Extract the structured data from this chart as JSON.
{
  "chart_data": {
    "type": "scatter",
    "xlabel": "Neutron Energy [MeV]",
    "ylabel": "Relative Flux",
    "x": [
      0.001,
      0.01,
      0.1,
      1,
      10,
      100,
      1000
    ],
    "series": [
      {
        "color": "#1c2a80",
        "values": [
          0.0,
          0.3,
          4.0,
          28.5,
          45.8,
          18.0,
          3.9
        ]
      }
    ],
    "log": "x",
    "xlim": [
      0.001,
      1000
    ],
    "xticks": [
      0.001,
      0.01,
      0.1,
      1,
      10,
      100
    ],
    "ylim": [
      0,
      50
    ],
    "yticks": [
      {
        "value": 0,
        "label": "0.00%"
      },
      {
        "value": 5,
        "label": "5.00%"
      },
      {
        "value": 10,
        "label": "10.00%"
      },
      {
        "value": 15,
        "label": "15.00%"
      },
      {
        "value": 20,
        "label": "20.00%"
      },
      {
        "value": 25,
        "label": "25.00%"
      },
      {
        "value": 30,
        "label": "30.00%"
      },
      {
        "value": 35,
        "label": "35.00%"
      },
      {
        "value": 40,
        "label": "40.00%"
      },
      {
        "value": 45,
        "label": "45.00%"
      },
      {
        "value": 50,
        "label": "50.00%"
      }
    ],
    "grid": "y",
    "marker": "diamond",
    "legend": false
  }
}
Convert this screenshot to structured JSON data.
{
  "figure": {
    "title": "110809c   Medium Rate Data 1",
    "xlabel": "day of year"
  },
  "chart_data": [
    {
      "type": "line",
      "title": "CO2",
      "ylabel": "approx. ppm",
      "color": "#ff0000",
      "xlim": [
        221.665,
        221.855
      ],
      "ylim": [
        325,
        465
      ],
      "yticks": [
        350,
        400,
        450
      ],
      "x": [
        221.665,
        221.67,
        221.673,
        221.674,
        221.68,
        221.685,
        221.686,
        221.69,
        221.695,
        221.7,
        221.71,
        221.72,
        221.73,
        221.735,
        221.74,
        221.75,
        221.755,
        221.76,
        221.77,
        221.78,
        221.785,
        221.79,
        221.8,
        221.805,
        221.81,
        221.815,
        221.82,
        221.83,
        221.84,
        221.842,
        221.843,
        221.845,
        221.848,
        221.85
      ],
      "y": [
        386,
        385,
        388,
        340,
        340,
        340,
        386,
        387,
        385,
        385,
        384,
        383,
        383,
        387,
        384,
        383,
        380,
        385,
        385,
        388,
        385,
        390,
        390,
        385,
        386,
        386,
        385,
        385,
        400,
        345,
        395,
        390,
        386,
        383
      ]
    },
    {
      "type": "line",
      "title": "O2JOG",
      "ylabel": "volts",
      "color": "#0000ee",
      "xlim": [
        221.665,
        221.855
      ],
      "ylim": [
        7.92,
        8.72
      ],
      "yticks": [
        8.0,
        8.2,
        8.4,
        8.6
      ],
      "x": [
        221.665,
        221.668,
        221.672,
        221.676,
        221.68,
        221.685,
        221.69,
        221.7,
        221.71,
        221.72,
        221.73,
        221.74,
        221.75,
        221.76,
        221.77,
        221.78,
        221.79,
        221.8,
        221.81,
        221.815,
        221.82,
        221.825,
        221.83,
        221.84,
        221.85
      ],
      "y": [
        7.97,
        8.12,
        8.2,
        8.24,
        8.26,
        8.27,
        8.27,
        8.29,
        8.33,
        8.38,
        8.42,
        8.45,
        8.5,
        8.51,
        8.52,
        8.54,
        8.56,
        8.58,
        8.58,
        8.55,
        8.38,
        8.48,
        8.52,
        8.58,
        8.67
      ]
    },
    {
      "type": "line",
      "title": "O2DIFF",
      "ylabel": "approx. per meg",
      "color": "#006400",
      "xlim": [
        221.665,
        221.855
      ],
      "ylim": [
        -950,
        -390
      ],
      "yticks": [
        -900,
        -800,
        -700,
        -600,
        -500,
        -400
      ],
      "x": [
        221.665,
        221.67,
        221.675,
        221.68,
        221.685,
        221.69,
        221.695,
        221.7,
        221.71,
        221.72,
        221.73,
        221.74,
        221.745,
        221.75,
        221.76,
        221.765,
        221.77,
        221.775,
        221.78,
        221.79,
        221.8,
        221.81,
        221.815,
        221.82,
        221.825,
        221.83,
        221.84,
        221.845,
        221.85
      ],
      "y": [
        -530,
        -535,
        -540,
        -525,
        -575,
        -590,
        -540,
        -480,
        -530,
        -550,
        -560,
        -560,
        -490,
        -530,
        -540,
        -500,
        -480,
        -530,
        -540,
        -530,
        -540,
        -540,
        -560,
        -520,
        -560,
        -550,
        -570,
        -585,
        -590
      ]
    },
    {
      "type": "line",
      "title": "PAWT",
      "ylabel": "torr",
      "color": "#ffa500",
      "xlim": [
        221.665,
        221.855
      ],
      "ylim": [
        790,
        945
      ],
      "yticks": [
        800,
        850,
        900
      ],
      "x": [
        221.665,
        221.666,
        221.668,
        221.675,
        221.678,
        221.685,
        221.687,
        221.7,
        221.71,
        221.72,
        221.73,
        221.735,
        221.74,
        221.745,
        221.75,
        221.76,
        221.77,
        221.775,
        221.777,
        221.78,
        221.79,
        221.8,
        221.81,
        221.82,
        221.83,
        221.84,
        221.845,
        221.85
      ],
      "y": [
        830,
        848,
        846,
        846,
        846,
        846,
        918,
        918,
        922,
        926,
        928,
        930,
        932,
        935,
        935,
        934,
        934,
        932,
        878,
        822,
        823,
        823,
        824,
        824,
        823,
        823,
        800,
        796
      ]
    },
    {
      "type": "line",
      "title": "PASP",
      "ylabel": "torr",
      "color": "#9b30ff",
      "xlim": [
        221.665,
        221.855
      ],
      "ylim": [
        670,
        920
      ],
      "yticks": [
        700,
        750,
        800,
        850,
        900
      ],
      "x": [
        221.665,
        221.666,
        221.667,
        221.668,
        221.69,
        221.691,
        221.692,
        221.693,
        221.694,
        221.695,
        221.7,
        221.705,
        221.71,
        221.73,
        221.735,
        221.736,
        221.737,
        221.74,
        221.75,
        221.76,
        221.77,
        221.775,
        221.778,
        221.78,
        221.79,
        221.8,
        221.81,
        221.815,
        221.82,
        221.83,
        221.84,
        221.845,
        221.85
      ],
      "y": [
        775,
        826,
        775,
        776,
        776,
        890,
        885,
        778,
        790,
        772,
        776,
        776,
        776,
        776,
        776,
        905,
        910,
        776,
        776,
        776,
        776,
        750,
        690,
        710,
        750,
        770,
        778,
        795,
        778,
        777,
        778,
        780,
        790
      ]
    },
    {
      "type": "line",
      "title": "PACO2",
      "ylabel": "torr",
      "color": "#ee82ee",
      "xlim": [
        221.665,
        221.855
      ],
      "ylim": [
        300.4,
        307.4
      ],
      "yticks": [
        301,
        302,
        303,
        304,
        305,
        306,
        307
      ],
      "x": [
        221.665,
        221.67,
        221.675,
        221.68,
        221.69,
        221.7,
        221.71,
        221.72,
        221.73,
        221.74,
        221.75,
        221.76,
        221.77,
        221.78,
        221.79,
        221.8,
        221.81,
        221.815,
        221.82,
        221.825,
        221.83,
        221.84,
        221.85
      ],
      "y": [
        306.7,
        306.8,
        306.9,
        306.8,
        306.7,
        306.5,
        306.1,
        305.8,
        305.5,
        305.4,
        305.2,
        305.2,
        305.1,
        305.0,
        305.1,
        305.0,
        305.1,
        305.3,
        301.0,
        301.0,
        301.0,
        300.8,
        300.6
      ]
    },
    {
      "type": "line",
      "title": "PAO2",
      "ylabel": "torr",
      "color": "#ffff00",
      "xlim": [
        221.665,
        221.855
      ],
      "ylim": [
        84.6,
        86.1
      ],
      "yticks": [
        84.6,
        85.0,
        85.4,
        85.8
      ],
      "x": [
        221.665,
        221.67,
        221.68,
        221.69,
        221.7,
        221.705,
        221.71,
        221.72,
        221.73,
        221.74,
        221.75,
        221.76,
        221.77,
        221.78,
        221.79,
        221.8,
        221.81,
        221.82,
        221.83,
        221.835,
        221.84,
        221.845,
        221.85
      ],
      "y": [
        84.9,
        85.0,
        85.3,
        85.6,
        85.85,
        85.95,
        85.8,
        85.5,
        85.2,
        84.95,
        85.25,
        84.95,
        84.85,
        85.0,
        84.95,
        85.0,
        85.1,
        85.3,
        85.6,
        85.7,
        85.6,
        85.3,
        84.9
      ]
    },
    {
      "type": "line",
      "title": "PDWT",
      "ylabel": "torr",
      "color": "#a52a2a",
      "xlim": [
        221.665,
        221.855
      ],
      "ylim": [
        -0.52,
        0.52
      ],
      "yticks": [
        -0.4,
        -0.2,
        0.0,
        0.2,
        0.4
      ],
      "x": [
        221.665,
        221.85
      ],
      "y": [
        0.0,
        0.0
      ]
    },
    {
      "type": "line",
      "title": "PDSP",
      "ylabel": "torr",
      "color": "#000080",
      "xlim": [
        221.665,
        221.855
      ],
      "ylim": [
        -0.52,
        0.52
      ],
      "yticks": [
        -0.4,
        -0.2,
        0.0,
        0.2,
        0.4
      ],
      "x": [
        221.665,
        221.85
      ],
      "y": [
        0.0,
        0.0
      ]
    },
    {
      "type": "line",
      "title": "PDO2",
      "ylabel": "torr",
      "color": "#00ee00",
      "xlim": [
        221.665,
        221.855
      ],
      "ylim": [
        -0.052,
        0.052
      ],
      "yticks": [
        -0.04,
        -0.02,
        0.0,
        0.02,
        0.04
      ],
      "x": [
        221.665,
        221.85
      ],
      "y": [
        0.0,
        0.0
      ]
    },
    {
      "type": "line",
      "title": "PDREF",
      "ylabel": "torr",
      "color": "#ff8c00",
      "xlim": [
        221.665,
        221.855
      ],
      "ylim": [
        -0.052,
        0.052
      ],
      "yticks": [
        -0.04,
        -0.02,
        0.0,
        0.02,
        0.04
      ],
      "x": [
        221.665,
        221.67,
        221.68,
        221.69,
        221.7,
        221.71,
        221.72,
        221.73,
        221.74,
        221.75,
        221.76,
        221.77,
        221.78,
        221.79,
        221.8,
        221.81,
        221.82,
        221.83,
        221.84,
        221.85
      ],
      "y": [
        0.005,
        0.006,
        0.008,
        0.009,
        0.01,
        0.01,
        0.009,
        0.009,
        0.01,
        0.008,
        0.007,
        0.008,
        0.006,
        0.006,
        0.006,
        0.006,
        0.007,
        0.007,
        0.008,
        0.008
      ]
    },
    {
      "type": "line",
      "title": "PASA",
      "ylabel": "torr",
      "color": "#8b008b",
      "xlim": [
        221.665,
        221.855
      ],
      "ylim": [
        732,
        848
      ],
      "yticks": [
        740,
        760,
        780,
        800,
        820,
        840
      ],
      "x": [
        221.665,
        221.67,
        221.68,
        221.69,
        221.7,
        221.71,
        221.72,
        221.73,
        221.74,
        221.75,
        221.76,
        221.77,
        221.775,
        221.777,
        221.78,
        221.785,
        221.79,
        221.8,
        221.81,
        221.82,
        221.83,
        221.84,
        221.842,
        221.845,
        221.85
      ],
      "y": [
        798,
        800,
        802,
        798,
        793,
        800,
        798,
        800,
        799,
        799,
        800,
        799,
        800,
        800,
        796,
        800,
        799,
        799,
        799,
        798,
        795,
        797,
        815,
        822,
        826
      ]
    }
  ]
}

▸ **WRITTEN EXERCISE**
State, as a number only, how many lines in the entries include "structured".

▸ **ANSWER BELOW**
2